WORK REQUIRED:
Wherever the word "structure" turns up in a line of the entries, copy that line.

SUPPLIED MATERIAL:
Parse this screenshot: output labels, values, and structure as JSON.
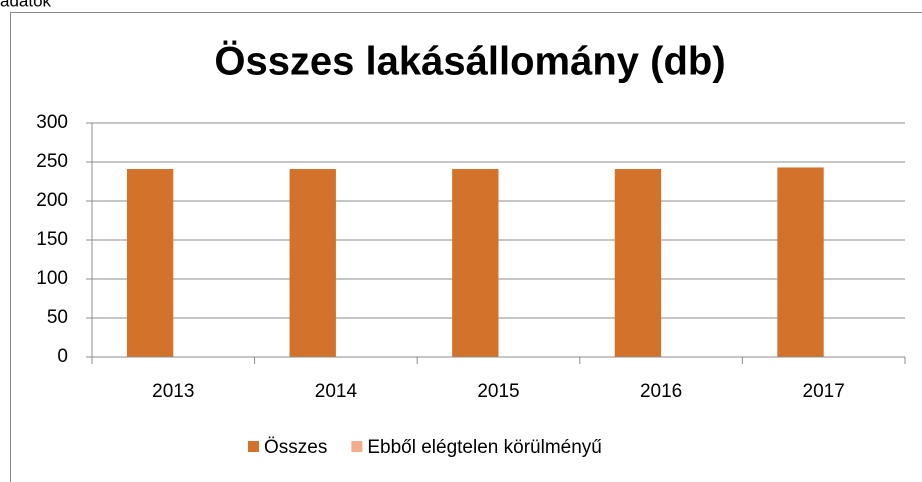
{
  "page_label": "adatok",
  "chart_data": {
    "type": "bar",
    "title": "Összes lakásállomány (db)",
    "categories": [
      "2013",
      "2014",
      "2015",
      "2016",
      "2017"
    ],
    "series": [
      {
        "name": "Összes",
        "color": "#d2722b",
        "values": [
          241,
          241,
          241,
          241,
          243
        ]
      },
      {
        "name": "Ebből elégtelen körülményű",
        "color": "#f2ae8c",
        "values": [
          0,
          0,
          0,
          0,
          0
        ]
      }
    ],
    "ylim": [
      0,
      300
    ],
    "yticks": [
      0,
      50,
      100,
      150,
      200,
      250,
      300
    ],
    "grid": true,
    "legend": "bottom"
  }
}
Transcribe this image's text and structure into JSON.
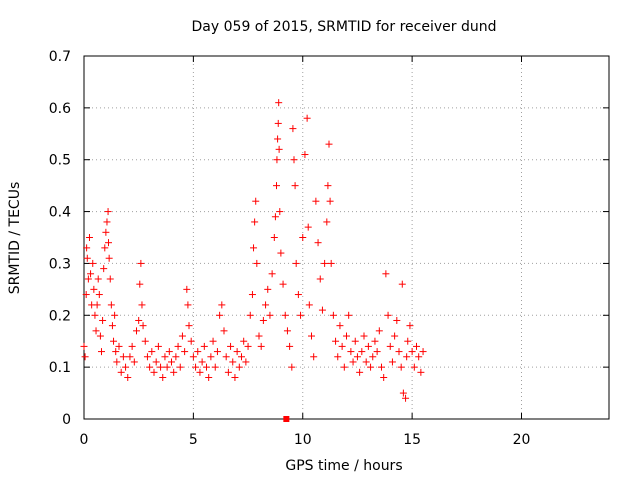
{
  "chart_data": {
    "type": "scatter",
    "title": "Day 059 of 2015, SRMTID for receiver dund",
    "xlabel": "GPS time / hours",
    "ylabel": "SRMTID / TECUs",
    "xlim": [
      0,
      24
    ],
    "ylim": [
      0,
      0.7
    ],
    "xticks": [
      0,
      5,
      10,
      15,
      20
    ],
    "yticks": [
      0,
      0.1,
      0.2,
      0.3,
      0.4,
      0.5,
      0.6,
      0.7
    ],
    "xtick_labels": [
      "0",
      "5",
      "10",
      "15",
      "20"
    ],
    "ytick_labels": [
      "0",
      "0.1",
      "0.2",
      "0.3",
      "0.4",
      "0.5",
      "0.6",
      "0.7"
    ],
    "grid": true,
    "legend": "none",
    "marker": "plus",
    "color": "#ff0000",
    "series": [
      {
        "points": [
          [
            0.0,
            0.14
          ],
          [
            0.05,
            0.12
          ],
          [
            0.1,
            0.24
          ],
          [
            0.12,
            0.33
          ],
          [
            0.15,
            0.31
          ],
          [
            0.2,
            0.27
          ],
          [
            0.25,
            0.35
          ],
          [
            0.3,
            0.28
          ],
          [
            0.35,
            0.22
          ],
          [
            0.4,
            0.3
          ],
          [
            0.45,
            0.25
          ],
          [
            0.5,
            0.2
          ],
          [
            0.55,
            0.17
          ],
          [
            0.6,
            0.22
          ],
          [
            0.65,
            0.27
          ],
          [
            0.7,
            0.24
          ],
          [
            0.75,
            0.16
          ],
          [
            0.8,
            0.13
          ],
          [
            0.85,
            0.19
          ],
          [
            0.9,
            0.29
          ],
          [
            0.95,
            0.33
          ],
          [
            1.0,
            0.36
          ],
          [
            1.05,
            0.38
          ],
          [
            1.1,
            0.4
          ],
          [
            1.12,
            0.34
          ],
          [
            1.15,
            0.31
          ],
          [
            1.2,
            0.27
          ],
          [
            1.25,
            0.22
          ],
          [
            1.3,
            0.18
          ],
          [
            1.35,
            0.15
          ],
          [
            1.4,
            0.2
          ],
          [
            1.45,
            0.13
          ],
          [
            1.5,
            0.11
          ],
          [
            1.6,
            0.14
          ],
          [
            1.7,
            0.09
          ],
          [
            1.8,
            0.12
          ],
          [
            1.9,
            0.1
          ],
          [
            2.0,
            0.08
          ],
          [
            2.1,
            0.12
          ],
          [
            2.2,
            0.14
          ],
          [
            2.3,
            0.11
          ],
          [
            2.4,
            0.17
          ],
          [
            2.5,
            0.19
          ],
          [
            2.55,
            0.26
          ],
          [
            2.6,
            0.3
          ],
          [
            2.65,
            0.22
          ],
          [
            2.7,
            0.18
          ],
          [
            2.8,
            0.15
          ],
          [
            2.9,
            0.12
          ],
          [
            3.0,
            0.1
          ],
          [
            3.1,
            0.13
          ],
          [
            3.2,
            0.09
          ],
          [
            3.3,
            0.11
          ],
          [
            3.4,
            0.14
          ],
          [
            3.5,
            0.1
          ],
          [
            3.6,
            0.08
          ],
          [
            3.7,
            0.12
          ],
          [
            3.8,
            0.1
          ],
          [
            3.9,
            0.13
          ],
          [
            4.0,
            0.11
          ],
          [
            4.1,
            0.09
          ],
          [
            4.2,
            0.12
          ],
          [
            4.3,
            0.14
          ],
          [
            4.4,
            0.1
          ],
          [
            4.5,
            0.16
          ],
          [
            4.6,
            0.13
          ],
          [
            4.7,
            0.25
          ],
          [
            4.75,
            0.22
          ],
          [
            4.8,
            0.18
          ],
          [
            4.9,
            0.15
          ],
          [
            5.0,
            0.12
          ],
          [
            5.1,
            0.1
          ],
          [
            5.2,
            0.13
          ],
          [
            5.3,
            0.09
          ],
          [
            5.4,
            0.11
          ],
          [
            5.5,
            0.14
          ],
          [
            5.6,
            0.1
          ],
          [
            5.7,
            0.08
          ],
          [
            5.8,
            0.12
          ],
          [
            5.9,
            0.15
          ],
          [
            6.0,
            0.1
          ],
          [
            6.1,
            0.13
          ],
          [
            6.2,
            0.2
          ],
          [
            6.3,
            0.22
          ],
          [
            6.4,
            0.17
          ],
          [
            6.5,
            0.12
          ],
          [
            6.6,
            0.09
          ],
          [
            6.7,
            0.14
          ],
          [
            6.8,
            0.11
          ],
          [
            6.9,
            0.08
          ],
          [
            7.0,
            0.13
          ],
          [
            7.1,
            0.1
          ],
          [
            7.2,
            0.12
          ],
          [
            7.3,
            0.15
          ],
          [
            7.4,
            0.11
          ],
          [
            7.5,
            0.14
          ],
          [
            7.6,
            0.2
          ],
          [
            7.7,
            0.24
          ],
          [
            7.75,
            0.33
          ],
          [
            7.8,
            0.38
          ],
          [
            7.85,
            0.42
          ],
          [
            7.9,
            0.3
          ],
          [
            8.0,
            0.16
          ],
          [
            8.1,
            0.14
          ],
          [
            8.2,
            0.19
          ],
          [
            8.3,
            0.22
          ],
          [
            8.4,
            0.25
          ],
          [
            8.5,
            0.2
          ],
          [
            8.6,
            0.28
          ],
          [
            8.7,
            0.35
          ],
          [
            8.75,
            0.39
          ],
          [
            8.8,
            0.45
          ],
          [
            8.82,
            0.5
          ],
          [
            8.85,
            0.54
          ],
          [
            8.88,
            0.57
          ],
          [
            8.9,
            0.61
          ],
          [
            8.92,
            0.52
          ],
          [
            8.95,
            0.4
          ],
          [
            9.0,
            0.32
          ],
          [
            9.1,
            0.26
          ],
          [
            9.2,
            0.2
          ],
          [
            9.3,
            0.17
          ],
          [
            9.4,
            0.14
          ],
          [
            9.5,
            0.1
          ],
          [
            9.55,
            0.56
          ],
          [
            9.6,
            0.5
          ],
          [
            9.65,
            0.45
          ],
          [
            9.7,
            0.3
          ],
          [
            9.8,
            0.24
          ],
          [
            9.9,
            0.2
          ],
          [
            10.0,
            0.35
          ],
          [
            10.1,
            0.51
          ],
          [
            10.2,
            0.58
          ],
          [
            10.25,
            0.37
          ],
          [
            10.3,
            0.22
          ],
          [
            10.4,
            0.16
          ],
          [
            10.5,
            0.12
          ],
          [
            10.6,
            0.42
          ],
          [
            10.7,
            0.34
          ],
          [
            10.8,
            0.27
          ],
          [
            10.9,
            0.21
          ],
          [
            11.0,
            0.3
          ],
          [
            11.1,
            0.38
          ],
          [
            11.15,
            0.45
          ],
          [
            11.2,
            0.53
          ],
          [
            11.25,
            0.42
          ],
          [
            11.3,
            0.3
          ],
          [
            11.4,
            0.2
          ],
          [
            11.5,
            0.15
          ],
          [
            11.6,
            0.12
          ],
          [
            11.7,
            0.18
          ],
          [
            11.8,
            0.14
          ],
          [
            11.9,
            0.1
          ],
          [
            12.0,
            0.16
          ],
          [
            12.1,
            0.2
          ],
          [
            12.2,
            0.13
          ],
          [
            12.3,
            0.11
          ],
          [
            12.4,
            0.15
          ],
          [
            12.5,
            0.12
          ],
          [
            12.6,
            0.09
          ],
          [
            12.7,
            0.13
          ],
          [
            12.8,
            0.16
          ],
          [
            12.9,
            0.11
          ],
          [
            13.0,
            0.14
          ],
          [
            13.1,
            0.1
          ],
          [
            13.2,
            0.12
          ],
          [
            13.3,
            0.15
          ],
          [
            13.4,
            0.13
          ],
          [
            13.5,
            0.17
          ],
          [
            13.6,
            0.1
          ],
          [
            13.7,
            0.08
          ],
          [
            13.8,
            0.28
          ],
          [
            13.9,
            0.2
          ],
          [
            14.0,
            0.14
          ],
          [
            14.1,
            0.11
          ],
          [
            14.2,
            0.16
          ],
          [
            14.3,
            0.19
          ],
          [
            14.4,
            0.13
          ],
          [
            14.5,
            0.1
          ],
          [
            14.55,
            0.26
          ],
          [
            14.6,
            0.05
          ],
          [
            14.7,
            0.04
          ],
          [
            14.75,
            0.12
          ],
          [
            14.8,
            0.15
          ],
          [
            14.9,
            0.18
          ],
          [
            15.0,
            0.13
          ],
          [
            15.1,
            0.1
          ],
          [
            15.2,
            0.14
          ],
          [
            15.3,
            0.12
          ],
          [
            15.4,
            0.09
          ],
          [
            15.5,
            0.13
          ]
        ]
      }
    ],
    "highlighted_marker": {
      "x": 9.25,
      "y": 0.0
    }
  }
}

ANSWER TO THE EXERCISE:
Parse this screenshot: output labels, values, and structure as JSON.
Transcribe this image's text and structure into JSON.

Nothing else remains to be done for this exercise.